── Data lines
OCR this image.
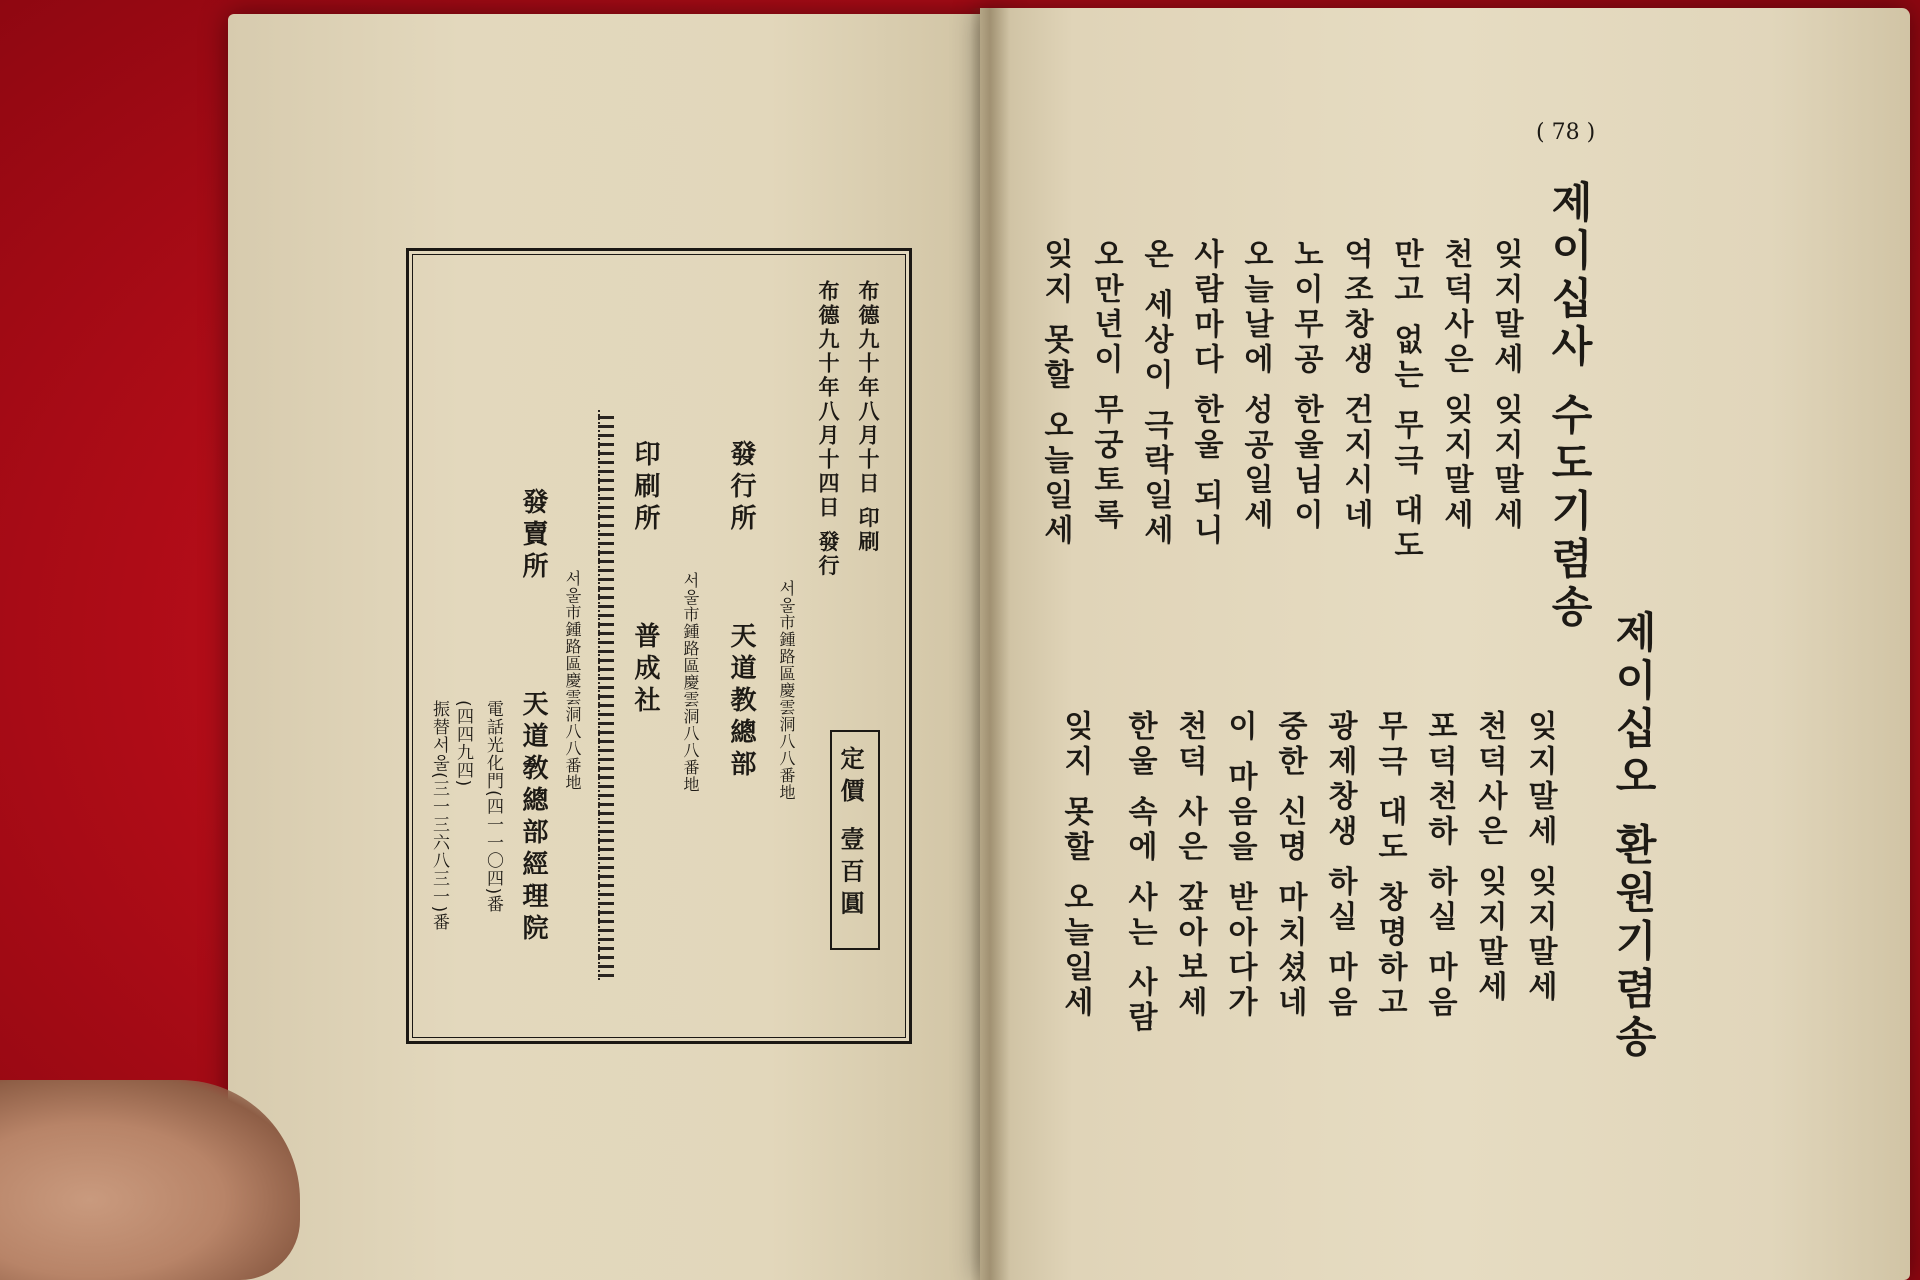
布德九十年八月十日 印刷
布德九十年八月十四日 發行
定價 壹百圓
發行所
天道教總部 서울市鍾路區慶雲洞八八番地
印刷所
普成社 서울市鍾路區慶雲洞八八番地
發賣所
天道敎總部經理院
서울市鍾路區慶雲洞八八番地
電話光化門(四一一〇四)番
(四四九四)
振替서울(三一三六八三一)番
( 78 )
제이십사 수도기렴송
제이십오 환원기렴송
잊지말세 잊지말세
천덕사은 잊지말세
만고 없는 무극 대도
억조창생 건지시네
노이무공 한울님이
오늘날에 성공일세
사람마다 한울 되니
온 세상이 극락일세
오만년이 무궁토록
잊지 못할 오늘일세
잊지말세 잊지말세
천덕사은 잊지말세
포덕천하 하실 마음
무극 대도 창명하고
광제창생 하실 마음
중한 신명 마치셨네
이 마음을 받아다가
천덕 사은 갚아보세
한울 속에 사는 사람
잊지 못할 오늘일세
────
What the task requires:
Every line holding "서울市鍾路區慶雲洞八八番地" should be copied out.

Output for this task:
天道教總部 서울市鍾路區慶雲洞八八番地
普成社 서울市鍾路區慶雲洞八八番地
서울市鍾路區慶雲洞八八番地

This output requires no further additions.